-- Begin Entries supplied --

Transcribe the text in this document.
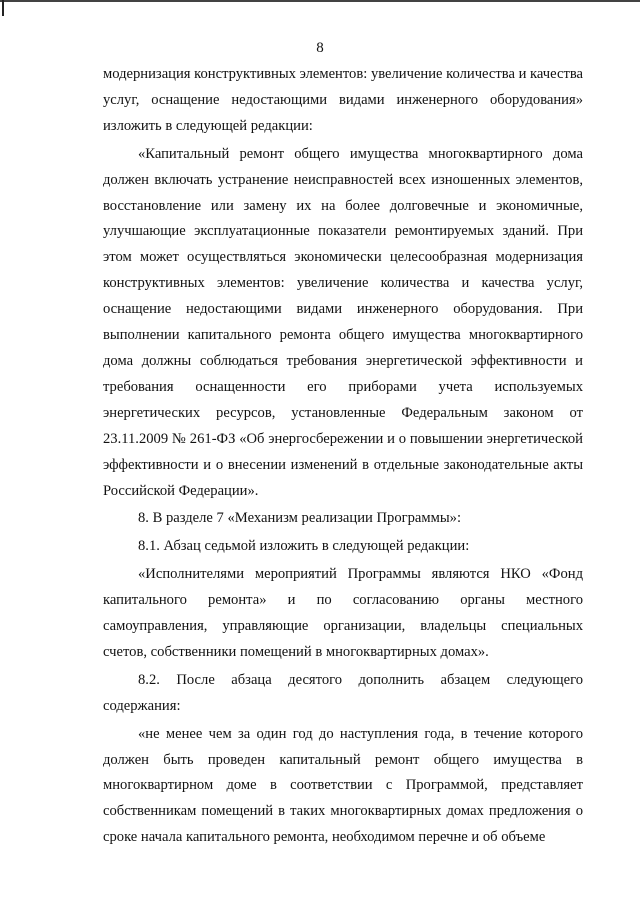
8

модернизация конструктивных элементов: увеличение количества и качества услуг, оснащение недостающими видами инженерного оборудования» изложить в следующей редакции:

«Капитальный ремонт общего имущества многоквартирного дома должен включать устранение неисправностей всех изношенных элементов, восстановление или замену их на более долговечные и экономичные, улучшающие эксплуатационные показатели ремонтируемых зданий. При этом может осуществляться экономически целесообразная модернизация конструктивных элементов: увеличение количества и качества услуг, оснащение недостающими видами инженерного оборудования. При выполнении капитального ремонта общего имущества многоквартирного дома должны соблюдаться требования энергетической эффективности и требования оснащенности его приборами учета используемых энергетических ресурсов, установленные Федеральным законом от 23.11.2009 № 261-ФЗ «Об энергосбережении и о повышении энергетической эффективности и о внесении изменений в отдельные законодательные акты Российской Федерации».

8. В разделе 7 «Механизм реализации Программы»:

8.1. Абзац седьмой изложить в следующей редакции:

«Исполнителями мероприятий Программы являются НКО «Фонд капитального ремонта» и по согласованию органы местного самоуправления, управляющие организации, владельцы специальных счетов, собственники помещений в многоквартирных домах».

8.2. После абзаца десятого дополнить абзацем следующего содержания:

«не менее чем за один год до наступления года, в течение которого должен быть проведен капитальный ремонт общего имущества в многоквартирном доме в соответствии с Программой, представляет собственникам помещений в таких многоквартирных домах предложения о сроке начала капитального ремонта, необходимом перечне и об объеме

-- End Entries supplied --

◆ **Your objective**
From the entries above, extract every line where the word "видами" appears.

◆ **Written reply**
модернизация конструктивных элементов: увеличение количества и качества услуг, оснащение недостающими видами инженерного оборудования» изложить в следующей редакции:
«Капитальный ремонт общего имущества многоквартирного дома должен включать устранение неисправностей всех изношенных элементов, восстановление или замену их на более долговечные и экономичные, улучшающие эксплуатационные показатели ремонтируемых зданий. При этом может осуществляться экономически целесообразная модернизация конструктивных элементов: увеличение количества и качества услуг, оснащение недостающими видами инженерного оборудования. При выполнении капитального ремонта общего имущества многоквартирного дома должны соблюдаться требования энергетической эффективности и требования оснащенности его приборами учета используемых энергетических ресурсов, установленные Федеральным законом от 23.11.2009 № 261-ФЗ «Об энергосбережении и о повышении энергетической эффективности и о внесении изменений в отдельные законодательные акты Российской Федерации».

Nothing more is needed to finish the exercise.